◆ **WHAT THE TASK REQUIRES**
Find all the lines with "Soil" and gather them.

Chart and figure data
>>

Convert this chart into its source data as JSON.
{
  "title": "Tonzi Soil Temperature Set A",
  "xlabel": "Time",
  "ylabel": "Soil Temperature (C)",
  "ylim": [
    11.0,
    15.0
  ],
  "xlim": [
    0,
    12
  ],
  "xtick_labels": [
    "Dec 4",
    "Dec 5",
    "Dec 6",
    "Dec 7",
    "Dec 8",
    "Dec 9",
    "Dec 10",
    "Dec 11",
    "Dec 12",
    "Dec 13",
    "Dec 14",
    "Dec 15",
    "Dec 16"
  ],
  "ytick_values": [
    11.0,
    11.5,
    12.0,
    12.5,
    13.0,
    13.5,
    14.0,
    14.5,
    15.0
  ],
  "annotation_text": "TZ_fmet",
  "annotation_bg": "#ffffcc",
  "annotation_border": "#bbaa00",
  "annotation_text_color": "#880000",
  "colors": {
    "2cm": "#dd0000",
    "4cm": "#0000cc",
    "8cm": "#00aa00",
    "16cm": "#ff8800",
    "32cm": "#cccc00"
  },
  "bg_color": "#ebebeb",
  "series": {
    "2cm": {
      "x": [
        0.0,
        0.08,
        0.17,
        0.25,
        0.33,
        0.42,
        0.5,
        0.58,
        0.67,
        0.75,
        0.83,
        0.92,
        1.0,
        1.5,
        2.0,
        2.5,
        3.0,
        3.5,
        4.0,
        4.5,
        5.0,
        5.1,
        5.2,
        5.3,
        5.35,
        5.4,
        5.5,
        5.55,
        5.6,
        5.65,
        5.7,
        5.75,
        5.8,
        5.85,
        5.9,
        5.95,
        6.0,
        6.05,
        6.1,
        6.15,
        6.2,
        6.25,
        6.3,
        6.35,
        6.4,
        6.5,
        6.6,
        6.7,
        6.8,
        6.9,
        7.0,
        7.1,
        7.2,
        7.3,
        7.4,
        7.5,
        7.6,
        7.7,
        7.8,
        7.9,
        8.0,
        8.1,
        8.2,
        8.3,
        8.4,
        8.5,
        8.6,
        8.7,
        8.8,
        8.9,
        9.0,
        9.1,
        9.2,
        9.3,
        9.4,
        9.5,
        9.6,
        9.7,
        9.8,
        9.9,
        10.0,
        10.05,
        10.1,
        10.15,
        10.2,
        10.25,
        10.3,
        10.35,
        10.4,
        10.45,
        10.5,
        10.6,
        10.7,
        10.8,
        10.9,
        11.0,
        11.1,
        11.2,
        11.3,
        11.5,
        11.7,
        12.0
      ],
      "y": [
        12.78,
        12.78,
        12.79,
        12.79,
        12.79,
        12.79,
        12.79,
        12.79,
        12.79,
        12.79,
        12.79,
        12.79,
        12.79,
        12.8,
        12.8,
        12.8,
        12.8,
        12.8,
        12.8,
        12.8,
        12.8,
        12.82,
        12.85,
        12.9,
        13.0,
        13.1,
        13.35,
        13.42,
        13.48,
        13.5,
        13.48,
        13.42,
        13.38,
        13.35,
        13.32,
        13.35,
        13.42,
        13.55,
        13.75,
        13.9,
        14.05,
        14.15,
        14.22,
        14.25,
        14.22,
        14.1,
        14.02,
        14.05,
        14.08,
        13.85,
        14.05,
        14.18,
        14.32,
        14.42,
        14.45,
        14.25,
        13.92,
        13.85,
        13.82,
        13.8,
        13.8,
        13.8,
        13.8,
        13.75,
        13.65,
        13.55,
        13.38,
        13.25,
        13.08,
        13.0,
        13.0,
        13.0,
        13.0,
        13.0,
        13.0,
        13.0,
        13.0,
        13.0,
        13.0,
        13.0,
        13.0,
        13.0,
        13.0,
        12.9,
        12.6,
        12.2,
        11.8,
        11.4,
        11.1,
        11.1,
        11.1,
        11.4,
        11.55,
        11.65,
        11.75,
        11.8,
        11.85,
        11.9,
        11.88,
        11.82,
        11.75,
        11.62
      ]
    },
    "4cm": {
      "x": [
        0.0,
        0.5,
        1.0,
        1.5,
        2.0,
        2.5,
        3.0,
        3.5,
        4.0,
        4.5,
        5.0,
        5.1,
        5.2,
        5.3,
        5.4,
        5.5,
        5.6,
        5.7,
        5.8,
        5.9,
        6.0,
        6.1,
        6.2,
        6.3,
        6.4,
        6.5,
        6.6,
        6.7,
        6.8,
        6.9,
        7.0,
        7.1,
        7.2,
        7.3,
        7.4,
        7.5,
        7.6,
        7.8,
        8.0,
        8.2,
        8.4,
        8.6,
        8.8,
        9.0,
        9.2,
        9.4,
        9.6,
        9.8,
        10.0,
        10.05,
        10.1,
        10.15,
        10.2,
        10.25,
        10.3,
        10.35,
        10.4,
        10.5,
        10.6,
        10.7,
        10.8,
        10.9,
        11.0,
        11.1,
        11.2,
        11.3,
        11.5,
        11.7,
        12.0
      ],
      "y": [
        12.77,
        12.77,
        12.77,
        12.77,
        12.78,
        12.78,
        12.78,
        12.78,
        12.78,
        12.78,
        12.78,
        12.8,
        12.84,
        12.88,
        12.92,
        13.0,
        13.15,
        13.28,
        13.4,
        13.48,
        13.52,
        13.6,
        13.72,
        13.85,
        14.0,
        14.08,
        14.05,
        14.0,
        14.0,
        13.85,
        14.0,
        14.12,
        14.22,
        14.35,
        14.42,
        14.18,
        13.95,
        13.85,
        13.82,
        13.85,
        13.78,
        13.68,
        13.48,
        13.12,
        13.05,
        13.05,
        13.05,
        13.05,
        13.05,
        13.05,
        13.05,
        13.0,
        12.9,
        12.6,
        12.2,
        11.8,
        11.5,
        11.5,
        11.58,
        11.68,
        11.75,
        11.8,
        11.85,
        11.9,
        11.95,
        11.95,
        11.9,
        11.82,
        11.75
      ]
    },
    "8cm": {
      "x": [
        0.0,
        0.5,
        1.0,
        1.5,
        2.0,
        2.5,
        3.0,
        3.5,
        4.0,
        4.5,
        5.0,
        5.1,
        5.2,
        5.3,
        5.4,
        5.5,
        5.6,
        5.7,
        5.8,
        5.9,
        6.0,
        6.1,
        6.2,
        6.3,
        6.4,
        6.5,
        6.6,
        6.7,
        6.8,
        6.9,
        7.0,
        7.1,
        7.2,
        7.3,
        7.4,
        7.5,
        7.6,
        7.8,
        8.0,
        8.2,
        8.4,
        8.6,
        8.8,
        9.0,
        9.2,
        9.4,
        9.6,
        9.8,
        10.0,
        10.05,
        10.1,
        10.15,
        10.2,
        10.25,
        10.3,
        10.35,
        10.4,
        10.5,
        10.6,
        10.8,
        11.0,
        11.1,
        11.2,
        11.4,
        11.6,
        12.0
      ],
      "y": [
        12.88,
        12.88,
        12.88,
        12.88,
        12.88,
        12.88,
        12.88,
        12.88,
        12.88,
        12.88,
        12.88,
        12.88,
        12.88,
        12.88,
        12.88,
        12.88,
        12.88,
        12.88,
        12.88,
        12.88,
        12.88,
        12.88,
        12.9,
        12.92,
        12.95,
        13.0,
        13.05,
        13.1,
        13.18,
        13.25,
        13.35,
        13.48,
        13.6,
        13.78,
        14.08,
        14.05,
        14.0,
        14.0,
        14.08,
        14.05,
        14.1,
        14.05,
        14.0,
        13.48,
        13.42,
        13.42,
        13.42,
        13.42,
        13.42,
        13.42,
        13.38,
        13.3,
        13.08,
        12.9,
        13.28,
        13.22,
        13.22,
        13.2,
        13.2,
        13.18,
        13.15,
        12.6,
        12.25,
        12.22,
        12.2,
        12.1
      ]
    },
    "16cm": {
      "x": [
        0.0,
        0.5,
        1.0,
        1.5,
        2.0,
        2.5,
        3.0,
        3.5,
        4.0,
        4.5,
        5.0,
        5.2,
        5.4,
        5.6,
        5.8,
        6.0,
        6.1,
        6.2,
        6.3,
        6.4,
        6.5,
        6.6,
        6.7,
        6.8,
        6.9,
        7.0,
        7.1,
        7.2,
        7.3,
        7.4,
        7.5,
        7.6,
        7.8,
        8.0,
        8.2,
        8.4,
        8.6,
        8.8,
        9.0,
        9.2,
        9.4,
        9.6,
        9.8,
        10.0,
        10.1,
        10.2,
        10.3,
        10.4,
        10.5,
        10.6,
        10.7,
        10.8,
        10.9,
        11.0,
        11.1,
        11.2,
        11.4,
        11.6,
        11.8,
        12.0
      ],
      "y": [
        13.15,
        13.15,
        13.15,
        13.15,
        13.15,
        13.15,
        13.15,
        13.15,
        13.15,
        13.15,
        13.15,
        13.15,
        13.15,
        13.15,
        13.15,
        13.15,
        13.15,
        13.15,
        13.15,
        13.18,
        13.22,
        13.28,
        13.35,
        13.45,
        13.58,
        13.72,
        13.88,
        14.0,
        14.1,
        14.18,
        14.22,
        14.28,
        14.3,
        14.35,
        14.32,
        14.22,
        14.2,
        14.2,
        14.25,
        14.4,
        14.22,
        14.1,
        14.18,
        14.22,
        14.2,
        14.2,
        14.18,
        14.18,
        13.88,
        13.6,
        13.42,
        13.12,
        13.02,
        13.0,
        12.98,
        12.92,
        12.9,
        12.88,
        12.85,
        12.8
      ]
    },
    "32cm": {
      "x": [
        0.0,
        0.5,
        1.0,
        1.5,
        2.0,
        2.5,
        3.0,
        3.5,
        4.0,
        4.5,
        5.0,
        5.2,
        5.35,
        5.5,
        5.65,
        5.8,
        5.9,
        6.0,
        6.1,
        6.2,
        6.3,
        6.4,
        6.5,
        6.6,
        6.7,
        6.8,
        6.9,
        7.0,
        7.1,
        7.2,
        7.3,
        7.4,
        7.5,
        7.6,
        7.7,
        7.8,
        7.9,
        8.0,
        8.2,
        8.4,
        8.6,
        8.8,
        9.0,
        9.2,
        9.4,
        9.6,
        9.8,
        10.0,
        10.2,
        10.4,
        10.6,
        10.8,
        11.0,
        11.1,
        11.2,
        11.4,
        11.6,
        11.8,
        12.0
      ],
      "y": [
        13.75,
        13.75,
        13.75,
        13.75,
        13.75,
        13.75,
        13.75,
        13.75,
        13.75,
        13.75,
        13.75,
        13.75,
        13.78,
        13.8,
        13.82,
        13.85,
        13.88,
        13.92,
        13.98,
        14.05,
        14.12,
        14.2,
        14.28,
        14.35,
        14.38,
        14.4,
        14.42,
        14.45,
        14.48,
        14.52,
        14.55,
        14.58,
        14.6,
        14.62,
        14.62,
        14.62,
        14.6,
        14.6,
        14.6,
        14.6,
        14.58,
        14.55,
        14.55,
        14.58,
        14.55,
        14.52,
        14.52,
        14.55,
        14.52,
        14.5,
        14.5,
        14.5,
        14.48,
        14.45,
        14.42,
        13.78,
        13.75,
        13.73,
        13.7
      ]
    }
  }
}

<<

◆ **TASK RESULT**
  "title": "Tonzi Soil Temperature Set A",
  "ylabel": "Soil Temperature (C)",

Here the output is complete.